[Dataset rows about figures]
______________________________
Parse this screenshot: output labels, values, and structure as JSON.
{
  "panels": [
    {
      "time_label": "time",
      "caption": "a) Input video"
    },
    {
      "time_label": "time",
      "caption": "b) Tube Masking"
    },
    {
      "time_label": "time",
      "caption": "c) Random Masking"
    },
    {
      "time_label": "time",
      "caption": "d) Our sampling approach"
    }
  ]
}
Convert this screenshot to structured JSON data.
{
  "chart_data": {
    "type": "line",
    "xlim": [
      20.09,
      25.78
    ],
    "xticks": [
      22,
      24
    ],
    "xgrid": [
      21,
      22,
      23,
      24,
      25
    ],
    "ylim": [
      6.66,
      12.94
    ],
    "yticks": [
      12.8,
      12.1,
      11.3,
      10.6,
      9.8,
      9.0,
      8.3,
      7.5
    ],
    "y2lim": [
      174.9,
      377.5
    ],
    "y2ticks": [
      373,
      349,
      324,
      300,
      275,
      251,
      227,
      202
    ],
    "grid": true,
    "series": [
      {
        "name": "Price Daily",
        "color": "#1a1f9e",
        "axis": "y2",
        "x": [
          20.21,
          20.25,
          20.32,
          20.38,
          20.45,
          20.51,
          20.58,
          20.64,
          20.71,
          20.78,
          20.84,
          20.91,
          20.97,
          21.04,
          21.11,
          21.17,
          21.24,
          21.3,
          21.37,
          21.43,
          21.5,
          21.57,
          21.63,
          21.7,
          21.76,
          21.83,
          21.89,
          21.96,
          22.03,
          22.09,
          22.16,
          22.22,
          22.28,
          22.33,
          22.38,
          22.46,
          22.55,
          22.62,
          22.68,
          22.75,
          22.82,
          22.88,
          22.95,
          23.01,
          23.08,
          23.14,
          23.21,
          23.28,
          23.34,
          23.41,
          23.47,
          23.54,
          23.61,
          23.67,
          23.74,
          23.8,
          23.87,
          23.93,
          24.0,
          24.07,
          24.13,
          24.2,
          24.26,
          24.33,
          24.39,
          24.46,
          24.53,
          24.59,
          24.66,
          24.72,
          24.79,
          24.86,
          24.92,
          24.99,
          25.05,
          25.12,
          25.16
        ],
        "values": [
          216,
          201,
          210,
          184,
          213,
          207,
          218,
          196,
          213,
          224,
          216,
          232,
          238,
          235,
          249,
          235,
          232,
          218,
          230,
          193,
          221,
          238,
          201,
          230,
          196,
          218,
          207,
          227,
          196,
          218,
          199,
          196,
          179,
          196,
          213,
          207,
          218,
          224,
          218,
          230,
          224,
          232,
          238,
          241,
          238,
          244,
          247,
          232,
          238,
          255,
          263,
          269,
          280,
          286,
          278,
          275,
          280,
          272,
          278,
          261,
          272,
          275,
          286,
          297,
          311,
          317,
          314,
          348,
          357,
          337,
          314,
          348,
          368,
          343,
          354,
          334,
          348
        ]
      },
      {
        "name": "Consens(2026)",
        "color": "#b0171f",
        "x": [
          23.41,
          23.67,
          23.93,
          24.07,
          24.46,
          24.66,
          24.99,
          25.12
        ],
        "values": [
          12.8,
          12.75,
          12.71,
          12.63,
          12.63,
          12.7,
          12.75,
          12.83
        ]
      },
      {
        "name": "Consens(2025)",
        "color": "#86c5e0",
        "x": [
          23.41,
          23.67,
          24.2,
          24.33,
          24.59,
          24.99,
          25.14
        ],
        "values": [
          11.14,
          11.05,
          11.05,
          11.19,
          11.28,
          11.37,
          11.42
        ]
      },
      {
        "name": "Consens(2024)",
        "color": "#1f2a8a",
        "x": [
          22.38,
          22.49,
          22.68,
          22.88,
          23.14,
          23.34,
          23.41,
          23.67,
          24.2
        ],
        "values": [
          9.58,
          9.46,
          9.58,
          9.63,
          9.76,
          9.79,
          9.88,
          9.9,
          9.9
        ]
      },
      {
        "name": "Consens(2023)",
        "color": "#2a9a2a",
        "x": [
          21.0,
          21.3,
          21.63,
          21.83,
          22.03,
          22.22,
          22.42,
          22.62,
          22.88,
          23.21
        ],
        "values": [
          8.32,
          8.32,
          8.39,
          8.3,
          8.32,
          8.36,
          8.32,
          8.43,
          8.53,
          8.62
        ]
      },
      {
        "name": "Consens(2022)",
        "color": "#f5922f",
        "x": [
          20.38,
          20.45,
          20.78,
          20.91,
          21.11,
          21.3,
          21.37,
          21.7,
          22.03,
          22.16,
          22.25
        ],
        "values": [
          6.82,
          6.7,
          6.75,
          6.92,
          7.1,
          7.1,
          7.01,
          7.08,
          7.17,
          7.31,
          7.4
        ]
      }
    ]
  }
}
______________________________
== Exercise ==
Report only the number of lines in the data above that contain "this".

== Completed task ==
2